Selected text:
● ● ●
An ageing population means that diabetes healthcare professionals are often caring for older people with many comorbidities and this presents many challenges. Increasing demand also means that resources are being stretched and are becoming unsustainable. Team working has been shown to improve patient safety, reduce waste, make services sustainable and improve staff retention, while improving patient and staff satisfaction. This article will explore how team working between multiple agencies can benefit both older people with diabetes and their healthcare professionals. It will highlight some particular challenges and describe how team working can be helpful in these situations, as well as looking at some disadvantages of team working.

Clinical care has become more complex and more specialised; populations are ageing and people are living longer with multiple comorbidities, so increasingly need to access health and social care. Diabetes management and care of older people is presenting challenges to DSNs, who are responsible for planning their safe discharge from hospital. This increasing demand is stretching resources to the extent that services are fast becoming unsustainable.

Team working has been shown to improve patient safety, reduce waste, make services sustainable and improve staff retention, while improving patient and staff satisfaction. In the older population where more agencies are involved in the care of the individual, team working has the potential to improve care, making it safer, more effective and sustainable, while reducing duplication and gaps. This topic was reviewed in 2011 (Williams, 2011) but with new guidance and reports, and an ever-increasing demand without increasing resources, it seems a good time to revisit the same topic. This article will also include an overview of the problems and challenges encountered in caring for older people with diabetes. It will look at the benefits and disadvantages associated with team working. Finally, the article will address some particular challenges and describe how team working can improve the outcome for some of our most vulnerable patients.
● ● ●
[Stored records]

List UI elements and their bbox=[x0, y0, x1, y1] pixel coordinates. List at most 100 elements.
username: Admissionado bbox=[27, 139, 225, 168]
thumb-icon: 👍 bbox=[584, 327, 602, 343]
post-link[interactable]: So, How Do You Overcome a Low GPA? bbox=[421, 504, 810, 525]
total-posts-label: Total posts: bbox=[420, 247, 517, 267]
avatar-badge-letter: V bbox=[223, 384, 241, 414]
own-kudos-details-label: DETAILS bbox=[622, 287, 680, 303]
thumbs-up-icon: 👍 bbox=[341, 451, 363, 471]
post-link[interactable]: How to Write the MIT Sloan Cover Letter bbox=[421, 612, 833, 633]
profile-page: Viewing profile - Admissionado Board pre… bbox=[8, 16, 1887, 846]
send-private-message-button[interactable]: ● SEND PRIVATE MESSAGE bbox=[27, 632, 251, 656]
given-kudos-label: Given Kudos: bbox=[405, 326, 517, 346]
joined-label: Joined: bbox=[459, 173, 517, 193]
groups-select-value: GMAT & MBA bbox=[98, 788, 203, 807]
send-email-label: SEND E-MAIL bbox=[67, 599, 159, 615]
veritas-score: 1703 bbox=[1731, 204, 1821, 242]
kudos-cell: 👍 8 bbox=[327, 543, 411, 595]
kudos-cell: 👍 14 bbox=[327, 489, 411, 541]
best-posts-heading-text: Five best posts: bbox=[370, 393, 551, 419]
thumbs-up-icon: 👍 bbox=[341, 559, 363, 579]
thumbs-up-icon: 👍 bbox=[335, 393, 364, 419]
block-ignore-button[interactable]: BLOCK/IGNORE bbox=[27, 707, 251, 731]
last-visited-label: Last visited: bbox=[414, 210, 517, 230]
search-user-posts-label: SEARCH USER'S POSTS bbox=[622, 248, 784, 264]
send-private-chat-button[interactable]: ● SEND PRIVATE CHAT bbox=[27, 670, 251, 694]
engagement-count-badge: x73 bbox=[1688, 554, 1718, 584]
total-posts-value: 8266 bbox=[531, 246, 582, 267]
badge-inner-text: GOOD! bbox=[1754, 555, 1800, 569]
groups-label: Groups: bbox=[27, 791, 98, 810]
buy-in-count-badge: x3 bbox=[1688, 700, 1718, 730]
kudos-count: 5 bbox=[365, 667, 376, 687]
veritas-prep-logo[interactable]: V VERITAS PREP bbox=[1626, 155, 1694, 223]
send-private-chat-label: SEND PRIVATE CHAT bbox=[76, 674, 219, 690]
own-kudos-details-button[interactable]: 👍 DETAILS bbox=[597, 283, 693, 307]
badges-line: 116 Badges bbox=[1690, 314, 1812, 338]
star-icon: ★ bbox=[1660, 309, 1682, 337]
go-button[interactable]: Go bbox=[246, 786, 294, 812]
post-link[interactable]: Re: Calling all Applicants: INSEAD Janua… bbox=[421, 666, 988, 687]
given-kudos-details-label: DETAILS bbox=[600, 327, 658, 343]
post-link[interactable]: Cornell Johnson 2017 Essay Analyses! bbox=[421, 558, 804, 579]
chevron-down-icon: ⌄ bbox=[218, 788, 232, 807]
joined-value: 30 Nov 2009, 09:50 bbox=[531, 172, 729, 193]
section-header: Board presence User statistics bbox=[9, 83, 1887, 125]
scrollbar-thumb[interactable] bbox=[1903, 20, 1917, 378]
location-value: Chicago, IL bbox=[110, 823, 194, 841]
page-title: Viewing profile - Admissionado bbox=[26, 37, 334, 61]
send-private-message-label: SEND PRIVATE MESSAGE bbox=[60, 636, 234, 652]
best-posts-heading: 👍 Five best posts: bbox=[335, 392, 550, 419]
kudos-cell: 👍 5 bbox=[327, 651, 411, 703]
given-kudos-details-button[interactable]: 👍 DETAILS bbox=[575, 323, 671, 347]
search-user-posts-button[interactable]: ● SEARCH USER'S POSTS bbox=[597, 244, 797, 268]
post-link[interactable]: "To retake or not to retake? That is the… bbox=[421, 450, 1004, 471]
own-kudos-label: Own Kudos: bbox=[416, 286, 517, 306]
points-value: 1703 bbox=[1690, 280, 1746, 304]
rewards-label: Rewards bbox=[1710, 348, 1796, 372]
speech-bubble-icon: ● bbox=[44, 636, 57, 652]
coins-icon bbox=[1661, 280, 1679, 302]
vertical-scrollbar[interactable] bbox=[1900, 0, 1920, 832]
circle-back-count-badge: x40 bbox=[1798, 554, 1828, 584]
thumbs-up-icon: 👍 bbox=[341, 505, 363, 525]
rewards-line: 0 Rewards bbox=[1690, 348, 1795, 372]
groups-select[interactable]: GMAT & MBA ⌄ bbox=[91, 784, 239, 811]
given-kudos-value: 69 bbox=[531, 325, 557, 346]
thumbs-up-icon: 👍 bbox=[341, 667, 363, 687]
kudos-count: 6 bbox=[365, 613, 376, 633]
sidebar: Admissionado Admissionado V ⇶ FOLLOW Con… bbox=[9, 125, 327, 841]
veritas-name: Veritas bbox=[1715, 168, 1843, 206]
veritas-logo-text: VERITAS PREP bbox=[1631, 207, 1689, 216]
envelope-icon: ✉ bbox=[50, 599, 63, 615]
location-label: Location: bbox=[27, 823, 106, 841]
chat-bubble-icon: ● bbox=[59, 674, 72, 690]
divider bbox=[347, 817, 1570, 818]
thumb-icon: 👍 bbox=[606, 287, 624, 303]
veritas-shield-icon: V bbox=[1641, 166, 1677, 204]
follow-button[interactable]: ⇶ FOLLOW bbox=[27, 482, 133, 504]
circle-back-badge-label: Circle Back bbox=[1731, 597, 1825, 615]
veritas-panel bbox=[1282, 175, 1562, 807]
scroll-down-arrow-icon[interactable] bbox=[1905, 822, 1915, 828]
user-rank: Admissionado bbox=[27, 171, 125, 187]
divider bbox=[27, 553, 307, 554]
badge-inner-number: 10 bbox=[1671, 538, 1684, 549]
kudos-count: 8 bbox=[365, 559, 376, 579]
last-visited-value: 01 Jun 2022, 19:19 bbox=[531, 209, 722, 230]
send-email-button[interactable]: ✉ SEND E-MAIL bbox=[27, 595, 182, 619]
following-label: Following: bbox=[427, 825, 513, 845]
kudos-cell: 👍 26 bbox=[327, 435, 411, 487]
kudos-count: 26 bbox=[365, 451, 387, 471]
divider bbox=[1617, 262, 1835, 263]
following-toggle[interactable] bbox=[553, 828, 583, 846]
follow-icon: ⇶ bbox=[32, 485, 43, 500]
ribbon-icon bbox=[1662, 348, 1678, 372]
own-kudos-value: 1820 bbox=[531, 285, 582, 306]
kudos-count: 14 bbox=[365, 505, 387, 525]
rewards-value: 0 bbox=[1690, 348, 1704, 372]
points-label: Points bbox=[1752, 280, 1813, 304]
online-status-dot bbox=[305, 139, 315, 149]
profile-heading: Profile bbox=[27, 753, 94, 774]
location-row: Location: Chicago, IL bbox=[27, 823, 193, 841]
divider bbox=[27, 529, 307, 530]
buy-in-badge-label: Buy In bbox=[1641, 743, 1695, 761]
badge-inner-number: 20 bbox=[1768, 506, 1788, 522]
● ● ●
Extract the full text on team working in diabetes care for older people and reproduce it word for word.

Response for this exercise:
An ageing population means that diabetes healthcare professionals are often caring for older people with many comorbidities and this presents many challenges. Increasing demand also means that resources are being stretched and are becoming unsustainable. Team working has been shown to improve patient safety, reduce waste, make services sustainable and improve staff retention, while improving patient and staff satisfaction. This article will explore how team working between multiple agencies can benefit both older people with diabetes and their healthcare professionals. It will highlight some particular challenges and describe how team working can be helpful in these situations, as well as looking at some disadvantages of team working.

Clinical care has become more complex and more specialised; populations are ageing and people are living longer with multiple comorbidities, so increasingly need to access health and social care. Diabetes management and care of older people is presenting challenges to DSNs, who are responsible for planning their safe discharge from hospital. This increasing demand is stretching resources to the extent that services are fast becoming unsustainable.

Team working has been shown to improve patient safety, reduce waste, make services sustainable and improve staff retention, while improving patient and staff satisfaction. In the older population where more agencies are involved in the care of the individual, team working has the potential to improve care, making it safer, more effective and sustainable, while reducing duplication and gaps. This topic was reviewed in 2011 (Williams, 2011) but with new guidance and reports, and an ever-increasing demand without increasing resources, it seems a good time to revisit the same topic. This article will also include an overview of the problems and challenges encountered in caring for older people with diabetes. It will look at the benefits and disadvantages associated with team working. Finally, the article will address some particular challenges and describe how team working can improve the outcome for some of our most vulnerable patients.